---- Dataset entries

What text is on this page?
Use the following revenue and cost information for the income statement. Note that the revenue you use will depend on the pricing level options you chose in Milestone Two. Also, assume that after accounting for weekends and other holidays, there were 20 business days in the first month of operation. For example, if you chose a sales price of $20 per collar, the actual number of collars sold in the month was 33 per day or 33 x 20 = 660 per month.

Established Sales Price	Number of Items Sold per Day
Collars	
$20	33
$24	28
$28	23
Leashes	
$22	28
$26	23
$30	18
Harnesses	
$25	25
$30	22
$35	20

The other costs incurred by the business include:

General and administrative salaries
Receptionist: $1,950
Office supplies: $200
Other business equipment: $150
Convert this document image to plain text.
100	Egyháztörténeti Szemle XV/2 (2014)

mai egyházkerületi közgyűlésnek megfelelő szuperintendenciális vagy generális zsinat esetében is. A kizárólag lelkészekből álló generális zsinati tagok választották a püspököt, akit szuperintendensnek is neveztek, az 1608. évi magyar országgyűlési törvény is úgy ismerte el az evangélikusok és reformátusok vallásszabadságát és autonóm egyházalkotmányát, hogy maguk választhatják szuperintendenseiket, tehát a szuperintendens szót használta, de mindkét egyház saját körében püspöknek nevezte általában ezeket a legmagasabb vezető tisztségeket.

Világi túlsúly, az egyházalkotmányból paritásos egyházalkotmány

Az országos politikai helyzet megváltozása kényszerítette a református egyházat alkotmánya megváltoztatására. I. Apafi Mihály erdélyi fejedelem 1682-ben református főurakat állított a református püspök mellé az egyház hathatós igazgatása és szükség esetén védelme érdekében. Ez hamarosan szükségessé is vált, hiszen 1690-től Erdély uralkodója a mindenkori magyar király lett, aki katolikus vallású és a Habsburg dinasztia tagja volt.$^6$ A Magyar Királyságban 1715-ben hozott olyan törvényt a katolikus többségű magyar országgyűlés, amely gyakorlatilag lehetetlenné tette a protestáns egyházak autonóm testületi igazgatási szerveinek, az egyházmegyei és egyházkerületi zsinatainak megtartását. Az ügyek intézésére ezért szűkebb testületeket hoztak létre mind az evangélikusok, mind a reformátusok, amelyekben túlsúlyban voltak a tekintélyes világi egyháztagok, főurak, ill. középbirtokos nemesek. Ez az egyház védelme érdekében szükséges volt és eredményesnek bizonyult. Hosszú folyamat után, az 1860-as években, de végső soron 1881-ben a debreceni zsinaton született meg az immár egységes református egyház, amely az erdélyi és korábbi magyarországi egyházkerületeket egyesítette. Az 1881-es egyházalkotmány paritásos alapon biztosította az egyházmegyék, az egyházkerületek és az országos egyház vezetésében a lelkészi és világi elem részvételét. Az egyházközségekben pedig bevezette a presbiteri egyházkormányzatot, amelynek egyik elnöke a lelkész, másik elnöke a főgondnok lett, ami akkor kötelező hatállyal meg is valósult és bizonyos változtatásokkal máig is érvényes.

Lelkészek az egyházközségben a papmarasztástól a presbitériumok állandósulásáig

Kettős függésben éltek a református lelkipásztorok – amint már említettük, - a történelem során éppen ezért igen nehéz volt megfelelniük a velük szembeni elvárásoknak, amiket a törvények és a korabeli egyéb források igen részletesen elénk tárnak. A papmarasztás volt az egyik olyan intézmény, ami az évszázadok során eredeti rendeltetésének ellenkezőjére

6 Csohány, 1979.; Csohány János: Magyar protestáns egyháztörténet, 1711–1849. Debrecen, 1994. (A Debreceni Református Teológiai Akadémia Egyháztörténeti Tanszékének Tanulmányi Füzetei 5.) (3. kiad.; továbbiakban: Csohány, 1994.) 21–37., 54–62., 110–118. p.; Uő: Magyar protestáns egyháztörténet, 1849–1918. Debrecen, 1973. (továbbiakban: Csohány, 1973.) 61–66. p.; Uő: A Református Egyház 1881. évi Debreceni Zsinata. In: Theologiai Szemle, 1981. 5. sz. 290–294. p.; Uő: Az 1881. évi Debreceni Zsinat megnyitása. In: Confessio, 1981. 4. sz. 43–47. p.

--------

» **Task details**
Above are some records; extract every one of them exactly.

» **Solution to the exercise**
What text is on this page?
Use the following revenue and cost information for the income statement. Note that the revenue you use will depend on the pricing level options you chose in Milestone Two. Also, assume that after accounting for weekends and other holidays, there were 20 business days in the first month of operation. For example, if you chose a sales price of $20 per collar, the actual number of collars sold in the month was 33 per day or 33 x 20 = 660 per month.

Established Sales Price	Number of Items Sold per Day
Collars	
$20	33
$24	28
$28	23
Leashes	
$22	28
$26	23
$30	18
Harnesses	
$25	25
$30	22
$35	20

The other costs incurred by the business include:

General and administrative salaries
Receptionist: $1,950
Office supplies: $200
Other business equipment: $150
Convert this document image to plain text.
100	Egyháztörténeti Szemle XV/2 (2014)

mai egyházkerületi közgyűlésnek megfelelő szuperintendenciális vagy generális zsinat esetében is. A kizárólag lelkészekből álló generális zsinati tagok választották a püspököt, akit szuperintendensnek is neveztek, az 1608. évi magyar országgyűlési törvény is úgy ismerte el az evangélikusok és reformátusok vallásszabadságát és autonóm egyházalkotmányát, hogy maguk választhatják szuperintendenseiket, tehát a szuperintendens szót használta, de mindkét egyház saját körében püspöknek nevezte általában ezeket a legmagasabb vezető tisztségeket.

Világi túlsúly, az egyházalkotmányból paritásos egyházalkotmány

Az országos politikai helyzet megváltozása kényszerítette a református egyházat alkotmánya megváltoztatására. I. Apafi Mihály erdélyi fejedelem 1682-ben református főurakat állított a református püspök mellé az egyház hathatós igazgatása és szükség esetén védelme érdekében. Ez hamarosan szükségessé is vált, hiszen 1690-től Erdély uralkodója a mindenkori magyar király lett, aki katolikus vallású és a Habsburg dinasztia tagja volt.$^6$ A Magyar Királyságban 1715-ben hozott olyan törvényt a katolikus többségű magyar országgyűlés, amely gyakorlatilag lehetetlenné tette a protestáns egyházak autonóm testületi igazgatási szerveinek, az egyházmegyei és egyházkerületi zsinatainak megtartását. Az ügyek intézésére ezért szűkebb testületeket hoztak létre mind az evangélikusok, mind a reformátusok, amelyekben túlsúlyban voltak a tekintélyes világi egyháztagok, főurak, ill. középbirtokos nemesek. Ez az egyház védelme érdekében szükséges volt és eredményesnek bizonyult. Hosszú folyamat után, az 1860-as években, de végső soron 1881-ben a debreceni zsinaton született meg az immár egységes református egyház, amely az erdélyi és korábbi magyarországi egyházkerületeket egyesítette. Az 1881-es egyházalkotmány paritásos alapon biztosította az egyházmegyék, az egyházkerületek és az országos egyház vezetésében a lelkészi és világi elem részvételét. Az egyházközségekben pedig bevezette a presbiteri egyházkormányzatot, amelynek egyik elnöke a lelkész, másik elnöke a főgondnok lett, ami akkor kötelező hatállyal meg is valósult és bizonyos változtatásokkal máig is érvényes.

Lelkészek az egyházközségben a papmarasztástól a presbitériumok állandósulásáig

Kettős függésben éltek a református lelkipásztorok – amint már említettük, - a történelem során éppen ezért igen nehéz volt megfelelniük a velük szembeni elvárásoknak, amiket a törvények és a korabeli egyéb források igen részletesen elénk tárnak. A papmarasztás volt az egyik olyan intézmény, ami az évszázadok során eredeti rendeltetésének ellenkezőjére

6 Csohány, 1979.; Csohány János: Magyar protestáns egyháztörténet, 1711–1849. Debrecen, 1994. (A Debreceni Református Teológiai Akadémia Egyháztörténeti Tanszékének Tanulmányi Füzetei 5.) (3. kiad.; továbbiakban: Csohány, 1994.) 21–37., 54–62., 110–118. p.; Uő: Magyar protestáns egyháztörténet, 1849–1918. Debrecen, 1973. (továbbiakban: Csohány, 1973.) 61–66. p.; Uő: A Református Egyház 1881. évi Debreceni Zsinata. In: Theologiai Szemle, 1981. 5. sz. 290–294. p.; Uő: Az 1881. évi Debreceni Zsinat megnyitása. In: Confessio, 1981. 4. sz. 43–47. p.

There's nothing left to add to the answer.